§ **To be done**
Scan the data below for the string "account". Show every line where it turns up.

[Data listing]

--- begin ---

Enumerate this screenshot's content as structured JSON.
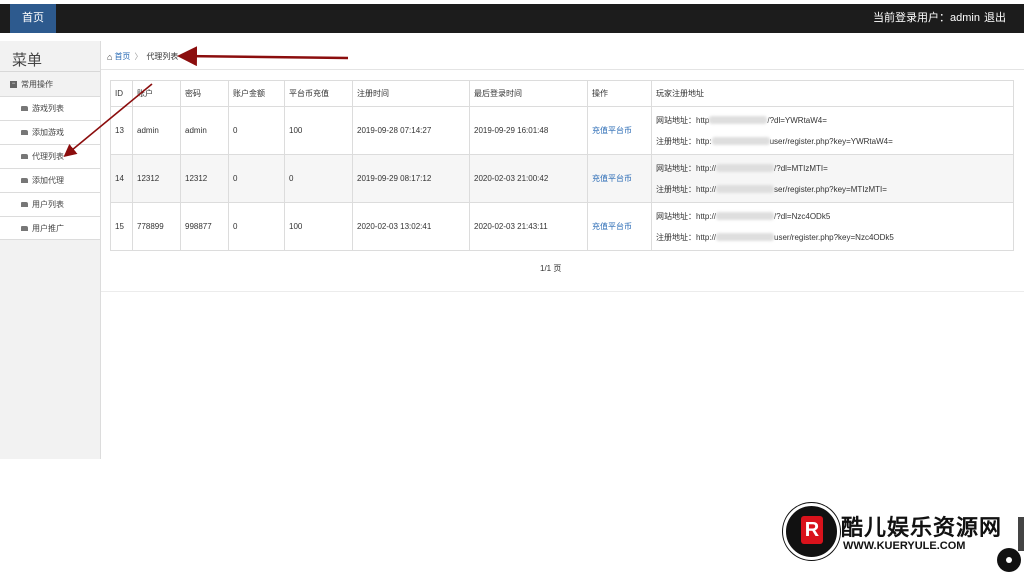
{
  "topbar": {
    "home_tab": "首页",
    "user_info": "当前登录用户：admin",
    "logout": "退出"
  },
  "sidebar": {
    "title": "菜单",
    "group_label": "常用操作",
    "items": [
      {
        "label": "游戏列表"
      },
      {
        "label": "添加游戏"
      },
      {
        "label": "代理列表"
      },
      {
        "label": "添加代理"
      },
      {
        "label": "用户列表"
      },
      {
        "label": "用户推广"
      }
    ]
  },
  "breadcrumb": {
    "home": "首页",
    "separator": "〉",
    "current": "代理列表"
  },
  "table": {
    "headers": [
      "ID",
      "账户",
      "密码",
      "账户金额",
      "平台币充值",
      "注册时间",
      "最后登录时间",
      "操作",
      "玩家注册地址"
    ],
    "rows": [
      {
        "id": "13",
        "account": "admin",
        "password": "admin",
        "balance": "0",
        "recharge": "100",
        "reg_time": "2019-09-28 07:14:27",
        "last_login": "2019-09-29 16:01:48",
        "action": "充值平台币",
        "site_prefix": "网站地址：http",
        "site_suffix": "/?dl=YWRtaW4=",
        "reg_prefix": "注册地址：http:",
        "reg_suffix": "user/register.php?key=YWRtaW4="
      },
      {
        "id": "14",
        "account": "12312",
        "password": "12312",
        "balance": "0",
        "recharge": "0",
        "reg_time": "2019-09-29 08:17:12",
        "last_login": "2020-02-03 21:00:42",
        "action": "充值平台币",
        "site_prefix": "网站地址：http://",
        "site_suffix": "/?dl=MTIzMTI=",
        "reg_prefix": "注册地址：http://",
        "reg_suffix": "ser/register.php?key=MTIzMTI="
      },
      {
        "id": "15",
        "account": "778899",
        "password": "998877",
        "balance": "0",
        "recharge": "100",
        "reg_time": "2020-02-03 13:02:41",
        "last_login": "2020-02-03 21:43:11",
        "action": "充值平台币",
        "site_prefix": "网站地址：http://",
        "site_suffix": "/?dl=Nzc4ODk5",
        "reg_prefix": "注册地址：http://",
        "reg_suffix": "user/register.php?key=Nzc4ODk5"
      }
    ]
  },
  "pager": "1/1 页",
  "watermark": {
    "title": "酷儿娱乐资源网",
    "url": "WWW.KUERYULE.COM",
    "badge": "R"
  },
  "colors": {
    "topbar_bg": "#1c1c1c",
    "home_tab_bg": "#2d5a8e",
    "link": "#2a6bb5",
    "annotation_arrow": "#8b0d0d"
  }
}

--- end ---

§ **The completed task**
        "account": "admin",
        "account": "12312",
        "account": "778899",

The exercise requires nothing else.